● **TASK GOAL**
Print the whole listing exactly.

(Structured figure records)
☆ ☆ ☆ ☆ ☆ ☆ ☆
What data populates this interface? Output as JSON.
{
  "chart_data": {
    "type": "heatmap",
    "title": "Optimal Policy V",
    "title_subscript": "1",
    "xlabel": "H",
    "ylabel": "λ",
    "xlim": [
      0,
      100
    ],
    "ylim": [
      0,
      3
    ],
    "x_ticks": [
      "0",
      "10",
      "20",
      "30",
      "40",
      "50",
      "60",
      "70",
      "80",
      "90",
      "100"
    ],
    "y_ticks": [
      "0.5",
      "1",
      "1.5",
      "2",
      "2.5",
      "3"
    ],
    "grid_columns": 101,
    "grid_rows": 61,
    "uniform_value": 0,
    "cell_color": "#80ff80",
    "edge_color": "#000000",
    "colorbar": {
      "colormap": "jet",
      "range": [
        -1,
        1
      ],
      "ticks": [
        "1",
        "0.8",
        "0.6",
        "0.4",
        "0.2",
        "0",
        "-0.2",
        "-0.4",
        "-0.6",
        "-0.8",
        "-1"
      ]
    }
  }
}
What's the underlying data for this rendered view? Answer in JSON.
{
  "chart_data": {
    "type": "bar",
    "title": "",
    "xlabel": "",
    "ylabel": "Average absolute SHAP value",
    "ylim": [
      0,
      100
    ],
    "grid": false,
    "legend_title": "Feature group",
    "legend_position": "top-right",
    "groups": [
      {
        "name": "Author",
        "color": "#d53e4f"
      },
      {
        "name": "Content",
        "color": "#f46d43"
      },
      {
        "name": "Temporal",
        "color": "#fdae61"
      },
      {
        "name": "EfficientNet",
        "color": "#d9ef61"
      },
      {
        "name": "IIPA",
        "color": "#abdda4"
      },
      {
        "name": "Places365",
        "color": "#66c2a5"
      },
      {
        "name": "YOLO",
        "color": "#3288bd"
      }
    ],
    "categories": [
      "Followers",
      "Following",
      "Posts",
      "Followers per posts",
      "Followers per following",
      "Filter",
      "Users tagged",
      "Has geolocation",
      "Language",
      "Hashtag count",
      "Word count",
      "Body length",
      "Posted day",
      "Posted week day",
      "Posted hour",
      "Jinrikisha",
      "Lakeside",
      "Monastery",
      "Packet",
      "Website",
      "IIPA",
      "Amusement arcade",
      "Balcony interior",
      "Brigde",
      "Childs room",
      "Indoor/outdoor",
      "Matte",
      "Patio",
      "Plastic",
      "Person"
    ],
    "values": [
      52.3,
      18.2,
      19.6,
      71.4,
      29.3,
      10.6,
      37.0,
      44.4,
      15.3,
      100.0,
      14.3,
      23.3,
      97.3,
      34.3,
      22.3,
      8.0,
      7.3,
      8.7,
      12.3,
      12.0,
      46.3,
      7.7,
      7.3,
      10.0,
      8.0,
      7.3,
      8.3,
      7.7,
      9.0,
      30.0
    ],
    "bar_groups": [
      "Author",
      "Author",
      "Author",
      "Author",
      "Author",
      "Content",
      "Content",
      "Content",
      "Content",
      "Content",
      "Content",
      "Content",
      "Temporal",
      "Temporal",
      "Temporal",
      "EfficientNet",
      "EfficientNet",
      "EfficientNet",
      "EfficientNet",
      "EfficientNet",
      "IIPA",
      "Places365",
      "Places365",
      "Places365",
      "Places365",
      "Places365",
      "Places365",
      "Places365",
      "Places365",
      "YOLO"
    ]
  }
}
☆ ☆ ☆ ☆ ☆ ☆ ☆
● **SOLVED PROBLEM**
What data populates this interface? Output as JSON.
{
  "chart_data": {
    "type": "heatmap",
    "title": "Optimal Policy V",
    "title_subscript": "1",
    "xlabel": "H",
    "ylabel": "λ",
    "xlim": [
      0,
      100
    ],
    "ylim": [
      0,
      3
    ],
    "x_ticks": [
      "0",
      "10",
      "20",
      "30",
      "40",
      "50",
      "60",
      "70",
      "80",
      "90",
      "100"
    ],
    "y_ticks": [
      "0.5",
      "1",
      "1.5",
      "2",
      "2.5",
      "3"
    ],
    "grid_columns": 101,
    "grid_rows": 61,
    "uniform_value": 0,
    "cell_color": "#80ff80",
    "edge_color": "#000000",
    "colorbar": {
      "colormap": "jet",
      "range": [
        -1,
        1
      ],
      "ticks": [
        "1",
        "0.8",
        "0.6",
        "0.4",
        "0.2",
        "0",
        "-0.2",
        "-0.4",
        "-0.6",
        "-0.8",
        "-1"
      ]
    }
  }
}
What's the underlying data for this rendered view? Answer in JSON.
{
  "chart_data": {
    "type": "bar",
    "title": "",
    "xlabel": "",
    "ylabel": "Average absolute SHAP value",
    "ylim": [
      0,
      100
    ],
    "grid": false,
    "legend_title": "Feature group",
    "legend_position": "top-right",
    "groups": [
      {
        "name": "Author",
        "color": "#d53e4f"
      },
      {
        "name": "Content",
        "color": "#f46d43"
      },
      {
        "name": "Temporal",
        "color": "#fdae61"
      },
      {
        "name": "EfficientNet",
        "color": "#d9ef61"
      },
      {
        "name": "IIPA",
        "color": "#abdda4"
      },
      {
        "name": "Places365",
        "color": "#66c2a5"
      },
      {
        "name": "YOLO",
        "color": "#3288bd"
      }
    ],
    "categories": [
      "Followers",
      "Following",
      "Posts",
      "Followers per posts",
      "Followers per following",
      "Filter",
      "Users tagged",
      "Has geolocation",
      "Language",
      "Hashtag count",
      "Word count",
      "Body length",
      "Posted day",
      "Posted week day",
      "Posted hour",
      "Jinrikisha",
      "Lakeside",
      "Monastery",
      "Packet",
      "Website",
      "IIPA",
      "Amusement arcade",
      "Balcony interior",
      "Brigde",
      "Childs room",
      "Indoor/outdoor",
      "Matte",
      "Patio",
      "Plastic",
      "Person"
    ],
    "values": [
      52.3,
      18.2,
      19.6,
      71.4,
      29.3,
      10.6,
      37.0,
      44.4,
      15.3,
      100.0,
      14.3,
      23.3,
      97.3,
      34.3,
      22.3,
      8.0,
      7.3,
      8.7,
      12.3,
      12.0,
      46.3,
      7.7,
      7.3,
      10.0,
      8.0,
      7.3,
      8.3,
      7.7,
      9.0,
      30.0
    ],
    "bar_groups": [
      "Author",
      "Author",
      "Author",
      "Author",
      "Author",
      "Content",
      "Content",
      "Content",
      "Content",
      "Content",
      "Content",
      "Content",
      "Temporal",
      "Temporal",
      "Temporal",
      "EfficientNet",
      "EfficientNet",
      "EfficientNet",
      "EfficientNet",
      "EfficientNet",
      "IIPA",
      "Places365",
      "Places365",
      "Places365",
      "Places365",
      "Places365",
      "Places365",
      "Places365",
      "Places365",
      "YOLO"
    ]
  }
}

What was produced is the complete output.